INFORMATION GIVEN:
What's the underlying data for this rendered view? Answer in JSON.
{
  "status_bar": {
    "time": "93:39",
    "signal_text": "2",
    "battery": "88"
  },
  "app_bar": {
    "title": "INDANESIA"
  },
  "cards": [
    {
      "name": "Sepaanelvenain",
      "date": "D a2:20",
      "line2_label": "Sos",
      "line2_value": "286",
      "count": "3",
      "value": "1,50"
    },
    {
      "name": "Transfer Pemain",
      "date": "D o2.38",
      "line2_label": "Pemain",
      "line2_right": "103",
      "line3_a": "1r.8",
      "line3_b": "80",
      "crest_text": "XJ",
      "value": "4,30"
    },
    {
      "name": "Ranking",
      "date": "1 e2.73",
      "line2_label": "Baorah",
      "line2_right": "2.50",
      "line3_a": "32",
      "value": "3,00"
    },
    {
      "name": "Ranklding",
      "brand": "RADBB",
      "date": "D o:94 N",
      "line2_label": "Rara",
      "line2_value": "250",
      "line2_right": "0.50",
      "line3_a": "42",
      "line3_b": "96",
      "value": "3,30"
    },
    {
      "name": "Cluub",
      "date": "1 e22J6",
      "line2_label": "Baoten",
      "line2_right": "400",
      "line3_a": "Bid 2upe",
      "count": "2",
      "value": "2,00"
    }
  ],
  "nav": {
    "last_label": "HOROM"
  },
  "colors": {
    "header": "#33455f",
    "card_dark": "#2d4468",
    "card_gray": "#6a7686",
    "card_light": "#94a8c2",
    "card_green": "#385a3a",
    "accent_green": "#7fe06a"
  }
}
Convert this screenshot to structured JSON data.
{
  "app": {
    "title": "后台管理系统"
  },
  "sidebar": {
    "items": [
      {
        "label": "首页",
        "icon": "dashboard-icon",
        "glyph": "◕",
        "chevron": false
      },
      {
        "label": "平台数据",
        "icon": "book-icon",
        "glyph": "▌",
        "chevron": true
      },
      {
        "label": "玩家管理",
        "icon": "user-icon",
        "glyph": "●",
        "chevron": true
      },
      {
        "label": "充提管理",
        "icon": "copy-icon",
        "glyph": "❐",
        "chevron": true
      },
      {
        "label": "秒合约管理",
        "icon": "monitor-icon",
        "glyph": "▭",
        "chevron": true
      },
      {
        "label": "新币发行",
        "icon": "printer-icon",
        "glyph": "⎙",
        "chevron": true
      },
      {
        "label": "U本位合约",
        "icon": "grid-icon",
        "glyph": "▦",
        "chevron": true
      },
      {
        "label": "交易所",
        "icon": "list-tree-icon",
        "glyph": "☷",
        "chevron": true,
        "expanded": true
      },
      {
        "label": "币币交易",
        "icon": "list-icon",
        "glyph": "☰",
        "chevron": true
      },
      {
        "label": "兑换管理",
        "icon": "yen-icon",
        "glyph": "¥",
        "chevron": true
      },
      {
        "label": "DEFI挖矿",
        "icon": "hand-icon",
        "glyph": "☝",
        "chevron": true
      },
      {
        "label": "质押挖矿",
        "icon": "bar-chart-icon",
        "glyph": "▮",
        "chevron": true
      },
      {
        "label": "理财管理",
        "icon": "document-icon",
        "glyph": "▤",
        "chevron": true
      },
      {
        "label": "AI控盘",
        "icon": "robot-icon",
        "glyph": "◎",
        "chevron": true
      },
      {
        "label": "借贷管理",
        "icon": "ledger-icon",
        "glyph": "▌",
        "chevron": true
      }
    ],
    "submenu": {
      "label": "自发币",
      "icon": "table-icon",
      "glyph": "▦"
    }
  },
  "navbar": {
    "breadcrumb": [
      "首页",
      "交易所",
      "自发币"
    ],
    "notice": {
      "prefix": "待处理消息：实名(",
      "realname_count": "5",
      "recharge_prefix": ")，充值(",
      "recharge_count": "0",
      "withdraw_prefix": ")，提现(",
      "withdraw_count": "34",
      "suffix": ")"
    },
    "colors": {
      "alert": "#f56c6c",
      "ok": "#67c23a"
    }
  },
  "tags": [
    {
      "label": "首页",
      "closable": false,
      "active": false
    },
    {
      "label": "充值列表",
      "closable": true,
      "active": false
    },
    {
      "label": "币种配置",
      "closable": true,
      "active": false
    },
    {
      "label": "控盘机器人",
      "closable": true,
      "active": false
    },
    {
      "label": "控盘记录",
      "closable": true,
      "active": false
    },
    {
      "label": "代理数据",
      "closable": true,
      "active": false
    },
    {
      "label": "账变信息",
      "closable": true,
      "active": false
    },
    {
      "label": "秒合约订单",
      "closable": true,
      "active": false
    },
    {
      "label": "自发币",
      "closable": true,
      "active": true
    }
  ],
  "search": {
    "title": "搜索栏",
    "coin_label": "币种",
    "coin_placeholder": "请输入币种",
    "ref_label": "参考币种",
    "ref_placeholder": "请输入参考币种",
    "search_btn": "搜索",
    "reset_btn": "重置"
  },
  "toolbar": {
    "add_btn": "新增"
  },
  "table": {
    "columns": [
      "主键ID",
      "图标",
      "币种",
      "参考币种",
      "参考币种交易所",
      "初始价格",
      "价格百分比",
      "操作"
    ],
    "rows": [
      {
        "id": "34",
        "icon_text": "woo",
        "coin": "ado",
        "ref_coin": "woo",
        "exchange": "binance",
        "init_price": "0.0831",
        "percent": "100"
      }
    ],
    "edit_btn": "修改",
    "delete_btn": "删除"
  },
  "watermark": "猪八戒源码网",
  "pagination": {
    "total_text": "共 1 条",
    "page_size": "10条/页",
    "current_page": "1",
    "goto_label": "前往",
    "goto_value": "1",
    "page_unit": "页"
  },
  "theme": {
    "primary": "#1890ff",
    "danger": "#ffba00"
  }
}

PROBLEM DETAILS: Each record above must be given again exactly.

OUTPUT OF THE TASK:
What's the underlying data for this rendered view? Answer in JSON.
{
  "status_bar": {
    "time": "93:39",
    "signal_text": "2",
    "battery": "88"
  },
  "app_bar": {
    "title": "INDANESIA"
  },
  "cards": [
    {
      "name": "Sepaanelvenain",
      "date": "D a2:20",
      "line2_label": "Sos",
      "line2_value": "286",
      "count": "3",
      "value": "1,50"
    },
    {
      "name": "Transfer Pemain",
      "date": "D o2.38",
      "line2_label": "Pemain",
      "line2_right": "103",
      "line3_a": "1r.8",
      "line3_b": "80",
      "crest_text": "XJ",
      "value": "4,30"
    },
    {
      "name": "Ranking",
      "date": "1 e2.73",
      "line2_label": "Baorah",
      "line2_right": "2.50",
      "line3_a": "32",
      "value": "3,00"
    },
    {
      "name": "Ranklding",
      "brand": "RADBB",
      "date": "D o:94 N",
      "line2_label": "Rara",
      "line2_value": "250",
      "line2_right": "0.50",
      "line3_a": "42",
      "line3_b": "96",
      "value": "3,30"
    },
    {
      "name": "Cluub",
      "date": "1 e22J6",
      "line2_label": "Baoten",
      "line2_right": "400",
      "line3_a": "Bid 2upe",
      "count": "2",
      "value": "2,00"
    }
  ],
  "nav": {
    "last_label": "HOROM"
  },
  "colors": {
    "header": "#33455f",
    "card_dark": "#2d4468",
    "card_gray": "#6a7686",
    "card_light": "#94a8c2",
    "card_green": "#385a3a",
    "accent_green": "#7fe06a"
  }
}
Convert this screenshot to structured JSON data.
{
  "app": {
    "title": "后台管理系统"
  },
  "sidebar": {
    "items": [
      {
        "label": "首页",
        "icon": "dashboard-icon",
        "glyph": "◕",
        "chevron": false
      },
      {
        "label": "平台数据",
        "icon": "book-icon",
        "glyph": "▌",
        "chevron": true
      },
      {
        "label": "玩家管理",
        "icon": "user-icon",
        "glyph": "●",
        "chevron": true
      },
      {
        "label": "充提管理",
        "icon": "copy-icon",
        "glyph": "❐",
        "chevron": true
      },
      {
        "label": "秒合约管理",
        "icon": "monitor-icon",
        "glyph": "▭",
        "chevron": true
      },
      {
        "label": "新币发行",
        "icon": "printer-icon",
        "glyph": "⎙",
        "chevron": true
      },
      {
        "label": "U本位合约",
        "icon": "grid-icon",
        "glyph": "▦",
        "chevron": true
      },
      {
        "label": "交易所",
        "icon": "list-tree-icon",
        "glyph": "☷",
        "chevron": true,
        "expanded": true
      },
      {
        "label": "币币交易",
        "icon": "list-icon",
        "glyph": "☰",
        "chevron": true
      },
      {
        "label": "兑换管理",
        "icon": "yen-icon",
        "glyph": "¥",
        "chevron": true
      },
      {
        "label": "DEFI挖矿",
        "icon": "hand-icon",
        "glyph": "☝",
        "chevron": true
      },
      {
        "label": "质押挖矿",
        "icon": "bar-chart-icon",
        "glyph": "▮",
        "chevron": true
      },
      {
        "label": "理财管理",
        "icon": "document-icon",
        "glyph": "▤",
        "chevron": true
      },
      {
        "label": "AI控盘",
        "icon": "robot-icon",
        "glyph": "◎",
        "chevron": true
      },
      {
        "label": "借贷管理",
        "icon": "ledger-icon",
        "glyph": "▌",
        "chevron": true
      }
    ],
    "submenu": {
      "label": "自发币",
      "icon": "table-icon",
      "glyph": "▦"
    }
  },
  "navbar": {
    "breadcrumb": [
      "首页",
      "交易所",
      "自发币"
    ],
    "notice": {
      "prefix": "待处理消息：实名(",
      "realname_count": "5",
      "recharge_prefix": ")，充值(",
      "recharge_count": "0",
      "withdraw_prefix": ")，提现(",
      "withdraw_count": "34",
      "suffix": ")"
    },
    "colors": {
      "alert": "#f56c6c",
      "ok": "#67c23a"
    }
  },
  "tags": [
    {
      "label": "首页",
      "closable": false,
      "active": false
    },
    {
      "label": "充值列表",
      "closable": true,
      "active": false
    },
    {
      "label": "币种配置",
      "closable": true,
      "active": false
    },
    {
      "label": "控盘机器人",
      "closable": true,
      "active": false
    },
    {
      "label": "控盘记录",
      "closable": true,
      "active": false
    },
    {
      "label": "代理数据",
      "closable": true,
      "active": false
    },
    {
      "label": "账变信息",
      "closable": true,
      "active": false
    },
    {
      "label": "秒合约订单",
      "closable": true,
      "active": false
    },
    {
      "label": "自发币",
      "closable": true,
      "active": true
    }
  ],
  "search": {
    "title": "搜索栏",
    "coin_label": "币种",
    "coin_placeholder": "请输入币种",
    "ref_label": "参考币种",
    "ref_placeholder": "请输入参考币种",
    "search_btn": "搜索",
    "reset_btn": "重置"
  },
  "toolbar": {
    "add_btn": "新增"
  },
  "table": {
    "columns": [
      "主键ID",
      "图标",
      "币种",
      "参考币种",
      "参考币种交易所",
      "初始价格",
      "价格百分比",
      "操作"
    ],
    "rows": [
      {
        "id": "34",
        "icon_text": "woo",
        "coin": "ado",
        "ref_coin": "woo",
        "exchange": "binance",
        "init_price": "0.0831",
        "percent": "100"
      }
    ],
    "edit_btn": "修改",
    "delete_btn": "删除"
  },
  "watermark": "猪八戒源码网",
  "pagination": {
    "total_text": "共 1 条",
    "page_size": "10条/页",
    "current_page": "1",
    "goto_label": "前往",
    "goto_value": "1",
    "page_unit": "页"
  },
  "theme": {
    "primary": "#1890ff",
    "danger": "#ffba00"
  }
}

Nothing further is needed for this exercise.